** INFORMATION SUPPLIED follows **
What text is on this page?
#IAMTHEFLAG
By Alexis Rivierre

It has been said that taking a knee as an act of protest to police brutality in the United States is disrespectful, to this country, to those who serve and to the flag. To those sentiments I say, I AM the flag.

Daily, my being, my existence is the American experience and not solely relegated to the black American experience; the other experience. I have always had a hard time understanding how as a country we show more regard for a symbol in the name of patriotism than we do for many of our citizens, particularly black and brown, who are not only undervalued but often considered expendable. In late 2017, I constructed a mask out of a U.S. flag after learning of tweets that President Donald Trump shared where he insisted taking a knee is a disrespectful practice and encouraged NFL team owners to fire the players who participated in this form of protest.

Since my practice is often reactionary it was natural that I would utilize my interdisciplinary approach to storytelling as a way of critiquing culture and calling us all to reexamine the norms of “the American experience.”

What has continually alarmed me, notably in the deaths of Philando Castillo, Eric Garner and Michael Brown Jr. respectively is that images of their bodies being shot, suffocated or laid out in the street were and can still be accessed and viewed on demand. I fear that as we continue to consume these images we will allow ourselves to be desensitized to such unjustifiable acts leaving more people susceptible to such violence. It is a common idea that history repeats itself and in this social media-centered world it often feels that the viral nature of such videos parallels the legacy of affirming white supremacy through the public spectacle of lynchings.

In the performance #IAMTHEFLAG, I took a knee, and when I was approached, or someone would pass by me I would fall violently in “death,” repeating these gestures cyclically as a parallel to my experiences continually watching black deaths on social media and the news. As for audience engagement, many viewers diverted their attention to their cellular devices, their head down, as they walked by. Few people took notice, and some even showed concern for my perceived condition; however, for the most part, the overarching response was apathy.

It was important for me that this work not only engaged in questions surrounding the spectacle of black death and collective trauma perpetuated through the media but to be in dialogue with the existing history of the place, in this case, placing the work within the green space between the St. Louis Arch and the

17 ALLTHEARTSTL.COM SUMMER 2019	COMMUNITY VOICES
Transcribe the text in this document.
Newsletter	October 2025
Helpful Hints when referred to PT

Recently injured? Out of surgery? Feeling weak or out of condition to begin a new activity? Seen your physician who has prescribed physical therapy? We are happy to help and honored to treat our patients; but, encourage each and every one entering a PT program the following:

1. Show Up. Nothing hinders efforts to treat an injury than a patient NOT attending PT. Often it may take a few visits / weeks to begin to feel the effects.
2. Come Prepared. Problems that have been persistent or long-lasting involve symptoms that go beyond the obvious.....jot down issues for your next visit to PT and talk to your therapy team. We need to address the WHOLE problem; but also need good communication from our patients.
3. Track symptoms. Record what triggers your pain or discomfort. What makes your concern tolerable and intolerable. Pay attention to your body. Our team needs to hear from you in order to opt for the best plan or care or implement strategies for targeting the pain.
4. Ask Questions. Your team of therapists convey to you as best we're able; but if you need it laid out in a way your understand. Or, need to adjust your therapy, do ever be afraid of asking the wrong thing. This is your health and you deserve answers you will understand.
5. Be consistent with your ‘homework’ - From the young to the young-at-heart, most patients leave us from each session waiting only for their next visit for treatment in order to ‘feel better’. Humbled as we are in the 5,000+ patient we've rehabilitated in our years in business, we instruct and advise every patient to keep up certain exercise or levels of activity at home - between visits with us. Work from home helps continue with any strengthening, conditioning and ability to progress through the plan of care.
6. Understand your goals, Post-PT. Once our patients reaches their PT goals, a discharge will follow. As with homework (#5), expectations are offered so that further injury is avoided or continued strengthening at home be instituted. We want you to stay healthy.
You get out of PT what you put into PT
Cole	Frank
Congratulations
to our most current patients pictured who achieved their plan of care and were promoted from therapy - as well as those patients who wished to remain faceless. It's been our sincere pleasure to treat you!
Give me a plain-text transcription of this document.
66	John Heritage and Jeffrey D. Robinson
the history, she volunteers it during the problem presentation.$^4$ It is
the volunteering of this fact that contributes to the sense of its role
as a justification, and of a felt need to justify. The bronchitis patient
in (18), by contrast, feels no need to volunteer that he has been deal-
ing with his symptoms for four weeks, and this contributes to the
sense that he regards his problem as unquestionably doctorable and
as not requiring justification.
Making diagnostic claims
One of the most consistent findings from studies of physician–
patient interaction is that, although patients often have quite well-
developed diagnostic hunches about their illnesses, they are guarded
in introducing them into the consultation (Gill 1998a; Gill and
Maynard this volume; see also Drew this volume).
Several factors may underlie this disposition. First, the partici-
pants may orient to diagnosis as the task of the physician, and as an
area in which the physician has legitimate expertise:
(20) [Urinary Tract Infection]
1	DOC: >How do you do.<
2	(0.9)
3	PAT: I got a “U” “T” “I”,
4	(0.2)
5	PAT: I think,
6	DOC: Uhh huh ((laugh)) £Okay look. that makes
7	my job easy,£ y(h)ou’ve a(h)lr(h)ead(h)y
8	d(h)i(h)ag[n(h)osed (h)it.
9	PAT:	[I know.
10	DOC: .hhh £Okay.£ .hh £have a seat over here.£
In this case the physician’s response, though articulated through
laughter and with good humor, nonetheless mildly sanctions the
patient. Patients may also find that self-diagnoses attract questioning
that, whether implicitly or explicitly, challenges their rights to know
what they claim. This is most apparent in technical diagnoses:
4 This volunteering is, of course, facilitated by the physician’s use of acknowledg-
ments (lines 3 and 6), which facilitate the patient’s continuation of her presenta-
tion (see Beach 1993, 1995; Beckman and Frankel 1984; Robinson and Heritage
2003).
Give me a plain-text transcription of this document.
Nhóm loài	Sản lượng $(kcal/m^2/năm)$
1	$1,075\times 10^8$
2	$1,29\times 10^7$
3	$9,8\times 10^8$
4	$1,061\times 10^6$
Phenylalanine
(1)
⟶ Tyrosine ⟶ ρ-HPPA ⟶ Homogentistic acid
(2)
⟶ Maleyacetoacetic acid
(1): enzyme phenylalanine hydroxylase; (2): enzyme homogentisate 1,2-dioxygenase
** End of INFORMATION SUPPLIED **
**EXERCISE REQUIREMENTS**
Scan the material above and copy every line that holds the string "been".

**RESPONSE FOR THIS EXERCISE**
It has been said that taking a knee as an act of protest to police brutality in the United States is disrespectful, to this country, to those who serve and to the flag. To those sentiments I say, I AM the flag.
2. Come Prepared. Problems that have been persistent or long-lasting involve symptoms that go beyond the obvious.....jot down issues for your next visit to PT and talk to your therapy team. We need to address the WHOLE problem; but also need good communication from our patients.
to our most current patients pictured who achieved their plan of care and were promoted from therapy - as well as those patients who wished to remain faceless. It's been our sincere pleasure to treat you!
in (18), by contrast, feels no need to volunteer that he has been deal-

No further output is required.